### Task to complete
Go through the entries below and collect each line with the string "title" in it.

### Data provided
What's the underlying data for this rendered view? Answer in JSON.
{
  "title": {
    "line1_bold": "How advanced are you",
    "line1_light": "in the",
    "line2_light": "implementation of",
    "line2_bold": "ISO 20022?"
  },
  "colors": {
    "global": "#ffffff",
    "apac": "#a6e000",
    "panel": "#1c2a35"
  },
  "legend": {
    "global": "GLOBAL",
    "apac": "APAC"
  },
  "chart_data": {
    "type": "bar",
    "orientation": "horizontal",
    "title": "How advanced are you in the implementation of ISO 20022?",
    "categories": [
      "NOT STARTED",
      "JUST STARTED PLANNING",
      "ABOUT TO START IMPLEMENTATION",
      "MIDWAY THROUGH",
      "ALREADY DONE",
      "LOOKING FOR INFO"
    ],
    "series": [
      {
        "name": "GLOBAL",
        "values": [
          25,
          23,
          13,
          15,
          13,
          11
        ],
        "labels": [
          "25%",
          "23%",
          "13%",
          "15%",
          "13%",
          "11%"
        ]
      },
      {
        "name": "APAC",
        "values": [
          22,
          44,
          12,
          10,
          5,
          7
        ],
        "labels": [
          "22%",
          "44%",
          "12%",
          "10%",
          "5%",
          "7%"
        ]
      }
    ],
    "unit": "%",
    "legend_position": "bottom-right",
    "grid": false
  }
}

### Result of this task
  "title": {
    "title": "How advanced are you in the implementation of ISO 20022?",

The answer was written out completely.